* [YOUR GOAL]:
Go through the records underneath and write each one out again exactly.

* [PROVIDED DATA]:
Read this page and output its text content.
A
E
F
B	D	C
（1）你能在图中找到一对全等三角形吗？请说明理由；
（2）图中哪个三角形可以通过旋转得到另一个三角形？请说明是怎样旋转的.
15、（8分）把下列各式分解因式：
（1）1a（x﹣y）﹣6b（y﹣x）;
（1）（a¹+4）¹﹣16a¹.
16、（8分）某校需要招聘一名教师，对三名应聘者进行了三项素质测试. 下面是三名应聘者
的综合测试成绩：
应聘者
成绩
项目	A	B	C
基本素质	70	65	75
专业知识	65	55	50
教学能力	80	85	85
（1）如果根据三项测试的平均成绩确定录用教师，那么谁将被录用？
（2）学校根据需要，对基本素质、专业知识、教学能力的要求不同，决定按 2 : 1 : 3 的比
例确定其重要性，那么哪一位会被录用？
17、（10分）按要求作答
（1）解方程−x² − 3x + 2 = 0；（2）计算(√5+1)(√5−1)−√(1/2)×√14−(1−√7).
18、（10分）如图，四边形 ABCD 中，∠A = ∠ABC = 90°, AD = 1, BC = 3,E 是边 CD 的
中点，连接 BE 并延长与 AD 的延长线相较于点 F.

* [RESPONSE]:
Read this page and output its text content.
A
E
F
B	D	C
（1）你能在图中找到一对全等三角形吗？请说明理由；
（2）图中哪个三角形可以通过旋转得到另一个三角形？请说明是怎样旋转的.
15、（8分）把下列各式分解因式：
（1）1a（x﹣y）﹣6b（y﹣x）;
（1）（a¹+4）¹﹣16a¹.
16、（8分）某校需要招聘一名教师，对三名应聘者进行了三项素质测试. 下面是三名应聘者
的综合测试成绩：
应聘者
成绩
项目	A	B	C
基本素质	70	65	75
专业知识	65	55	50
教学能力	80	85	85
（1）如果根据三项测试的平均成绩确定录用教师，那么谁将被录用？
（2）学校根据需要，对基本素质、专业知识、教学能力的要求不同，决定按 2 : 1 : 3 的比
例确定其重要性，那么哪一位会被录用？
17、（10分）按要求作答
（1）解方程−x² − 3x + 2 = 0；（2）计算(√5+1)(√5−1)−√(1/2)×√14−(1−√7).
18、（10分）如图，四边形 ABCD 中，∠A = ∠ABC = 90°, AD = 1, BC = 3,E 是边 CD 的
中点，连接 BE 并延长与 AD 的延长线相较于点 F.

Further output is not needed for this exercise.